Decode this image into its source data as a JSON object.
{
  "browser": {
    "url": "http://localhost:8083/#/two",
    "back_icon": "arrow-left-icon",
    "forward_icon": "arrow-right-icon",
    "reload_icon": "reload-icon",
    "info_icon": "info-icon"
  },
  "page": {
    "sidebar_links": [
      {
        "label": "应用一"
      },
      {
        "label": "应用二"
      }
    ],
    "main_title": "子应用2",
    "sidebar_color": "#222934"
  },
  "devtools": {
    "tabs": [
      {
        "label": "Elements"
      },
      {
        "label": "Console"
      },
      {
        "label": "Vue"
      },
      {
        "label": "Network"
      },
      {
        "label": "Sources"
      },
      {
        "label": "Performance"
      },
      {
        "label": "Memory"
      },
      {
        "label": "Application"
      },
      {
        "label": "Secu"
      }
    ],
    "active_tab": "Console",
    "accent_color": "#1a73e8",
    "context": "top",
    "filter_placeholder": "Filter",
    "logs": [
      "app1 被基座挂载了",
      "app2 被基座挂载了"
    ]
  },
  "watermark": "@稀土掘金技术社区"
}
——————————
TASK = Using the data above, reproduce every line exactly.

FULL OUTPUT =
Decode this image into its source data as a JSON object.
{
  "browser": {
    "url": "http://localhost:8083/#/two",
    "back_icon": "arrow-left-icon",
    "forward_icon": "arrow-right-icon",
    "reload_icon": "reload-icon",
    "info_icon": "info-icon"
  },
  "page": {
    "sidebar_links": [
      {
        "label": "应用一"
      },
      {
        "label": "应用二"
      }
    ],
    "main_title": "子应用2",
    "sidebar_color": "#222934"
  },
  "devtools": {
    "tabs": [
      {
        "label": "Elements"
      },
      {
        "label": "Console"
      },
      {
        "label": "Vue"
      },
      {
        "label": "Network"
      },
      {
        "label": "Sources"
      },
      {
        "label": "Performance"
      },
      {
        "label": "Memory"
      },
      {
        "label": "Application"
      },
      {
        "label": "Secu"
      }
    ],
    "active_tab": "Console",
    "accent_color": "#1a73e8",
    "context": "top",
    "filter_placeholder": "Filter",
    "logs": [
      "app1 被基座挂载了",
      "app2 被基座挂载了"
    ]
  },
  "watermark": "@稀土掘金技术社区"
}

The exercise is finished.